Given request:
Check every line of the entries for "much", and copy the lines that hold it.

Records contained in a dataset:
==============================
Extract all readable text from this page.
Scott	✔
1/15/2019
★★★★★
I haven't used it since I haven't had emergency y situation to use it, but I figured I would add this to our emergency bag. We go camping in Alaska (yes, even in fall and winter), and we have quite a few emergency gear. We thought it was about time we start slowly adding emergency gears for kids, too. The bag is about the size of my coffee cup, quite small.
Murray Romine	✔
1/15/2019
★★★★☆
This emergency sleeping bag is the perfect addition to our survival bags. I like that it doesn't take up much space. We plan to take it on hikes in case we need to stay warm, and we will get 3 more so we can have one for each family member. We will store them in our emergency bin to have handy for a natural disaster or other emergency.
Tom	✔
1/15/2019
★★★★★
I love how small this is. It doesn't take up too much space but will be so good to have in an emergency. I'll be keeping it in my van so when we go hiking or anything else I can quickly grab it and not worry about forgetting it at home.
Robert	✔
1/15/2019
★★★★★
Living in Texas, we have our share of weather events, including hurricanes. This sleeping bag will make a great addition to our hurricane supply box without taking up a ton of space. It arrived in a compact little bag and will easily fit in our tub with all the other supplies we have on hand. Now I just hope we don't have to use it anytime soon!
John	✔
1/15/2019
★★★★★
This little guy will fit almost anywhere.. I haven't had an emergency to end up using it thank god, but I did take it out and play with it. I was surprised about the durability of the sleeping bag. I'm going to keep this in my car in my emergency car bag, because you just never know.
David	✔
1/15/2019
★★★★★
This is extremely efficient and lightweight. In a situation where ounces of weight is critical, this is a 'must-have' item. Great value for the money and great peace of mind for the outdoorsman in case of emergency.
==============================
Finished answer:
This emergency sleeping bag is the perfect addition to our survival bags. I like that it doesn't take up much space. We plan to take it on hikes in case we need to stay warm, and we will get 3 more so we can have one for each family member. We will store them in our emergency bin to have handy for a natural disaster or other emergency.
I love how small this is. It doesn't take up too much space but will be so good to have in an emergency. I'll be keeping it in my van so when we go hiking or anything else I can quickly grab it and not worry about forgetting it at home.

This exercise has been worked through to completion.